Task prompt: Return only the count of lines in which the word "chef" appears.

Excerpted data:
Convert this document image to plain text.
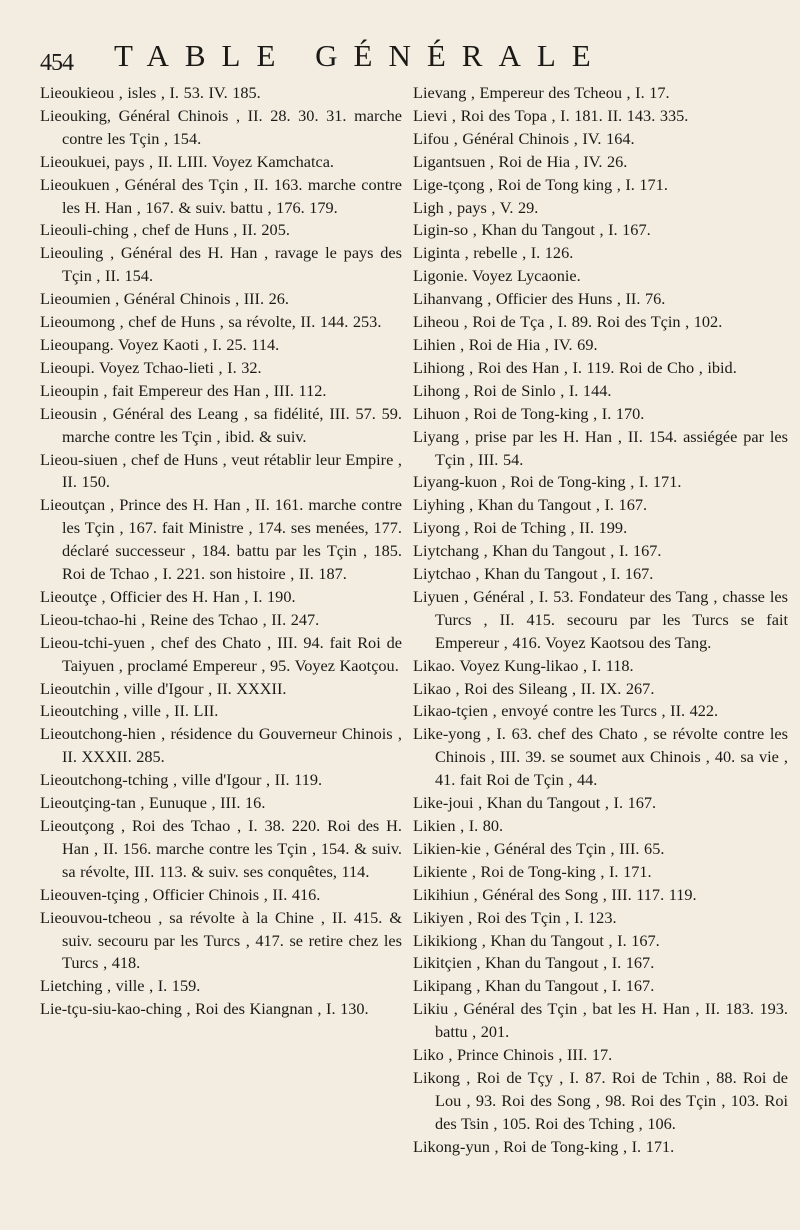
454 TABLE GÉNÉRALE
Lieoukieou , isles , I. 53. IV. 185.
Lieouking, Général Chinois , II. 28. 30. 31. marche contre les Tçin , 154.
Lieoukuei, pays , II. LIII. Voyez Kamchatca.
Lieoukuen , Général des Tçin , II. 163. marche contre les H. Han , 167. & suiv. battu , 176. 179.
Lieouli-ching , chef de Huns , II. 205.
Lieouling , Général des H. Han , ravage le pays des Tçin , II. 154.
Lieoumien , Général Chinois , III. 26.
Lieoumong , chef de Huns , sa révolte, II. 144. 253.
Lieoupang. Voyez Kaoti , I. 25. 114.
Lieoupi. Voyez Tchao-lieti , I. 32.
Lieoupin , fait Empereur des Han , III. 112.
Lieousin , Général des Leang , sa fidélité, III. 57. 59. marche contre les Tçin , ibid. & suiv.
Lieou-siuen , chef de Huns , veut rétablir leur Empire , II. 150.
Lieoutçan , Prince des H. Han , II. 161. marche contre les Tçin , 167. fait Ministre , 174. ses menées, 177. déclaré successeur , 184. battu par les Tçin , 185. Roi de Tchao , I. 221. son histoire , II. 187.
Lieoutçe , Officier des H. Han , I. 190.
Lieou-tchao-hi , Reine des Tchao , II. 247.
Lieou-tchi-yuen , chef des Chato , III. 94. fait Roi de Taiyuen , proclamé Empereur , 95. Voyez Kaotçou.
Lieoutchin , ville d'Igour , II. XXXII.
Lieoutching , ville , II. LII.
Lieoutchong-hien , résidence du Gouverneur Chinois , II. XXXII. 285.
Lieoutchong-tching , ville d'Igour , II. 119.
Lieoutçing-tan , Eunuque , III. 16.
Lieoutçong , Roi des Tchao , I. 38. 220. Roi des H. Han , II. 156. marche contre les Tçin , 154. & suiv. sa révolte, III. 113. & suiv. ses conquêtes, 114.
Lieouven-tçing , Officier Chinois , II. 416.
Lieouvou-tcheou , sa révolte à la Chine , II. 415. & suiv. secouru par les Turcs , 417. se retire chez les Turcs , 418.
Lietching , ville , I. 159.
Lie-tçu-siu-kao-ching , Roi des Kiangnan , I. 130.
Lievang , Empereur des Tcheou , I. 17.
Lievi , Roi des Topa , I. 181. II. 143. 335.
Lifou , Général Chinois , IV. 164.
Ligantsuen , Roi de Hia , IV. 26.
Lige-tçong , Roi de Tong king , I. 171.
Ligh , pays , V. 29.
Ligin-so , Khan du Tangout , I. 167.
Liginta , rebelle , I. 126.
Ligonie. Voyez Lycaonie.
Lihanvang , Officier des Huns , II. 76.
Liheou , Roi de Tça , I. 89. Roi des Tçin , 102.
Lihien , Roi de Hia , IV. 69.
Lihiong , Roi des Han , I. 119. Roi de Cho , ibid.
Lihong , Roi de Sinlo , I. 144.
Lihuon , Roi de Tong-king , I. 170.
Liyang , prise par les H. Han , II. 154. assiégée par les Tçin , III. 54.
Liyang-kuon , Roi de Tong-king , I. 171.
Liyhing , Khan du Tangout , I. 167.
Liyong , Roi de Tching , II. 199.
Liytchang , Khan du Tangout , I. 167.
Liytchao , Khan du Tangout , I. 167.
Liyuen , Général , I. 53. Fondateur des Tang , chasse les Turcs , II. 415. secouru par les Turcs se fait Empereur , 416. Voyez Kaotsou des Tang.
Likao. Voyez Kung-likao , I. 118.
Likao , Roi des Sileang , II. IX. 267.
Likao-tçien , envoyé contre les Turcs , II. 422.
Like-yong , I. 63. chef des Chato , se révolte contre les Chinois , III. 39. se soumet aux Chinois , 40. sa vie , 41. fait Roi de Tçin , 44.
Like-joui , Khan du Tangout , I. 167.
Likien , I. 80.
Likien-kie , Général des Tçin , III. 65.
Likiente , Roi de Tong-king , I. 171.
Likihiun , Général des Song , III. 117. 119.
Likiyen , Roi des Tçin , I. 123.
Likikiong , Khan du Tangout , I. 167.
Likitçien , Khan du Tangout , I. 167.
Likipang , Khan du Tangout , I. 167.
Likiu , Général des Tçin , bat les H. Han , II. 183. 193. battu , 201.
Liko , Prince Chinois , III. 17.
Likong , Roi de Tçy , I. 87. Roi de Tchin , 88. Roi de Lou , 93. Roi des Song , 98. Roi des Tçin , 103. Roi des Tsin , 105. Roi des Tching , 106.
Likong-yun , Roi de Tong-king , I. 171.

Reply: 5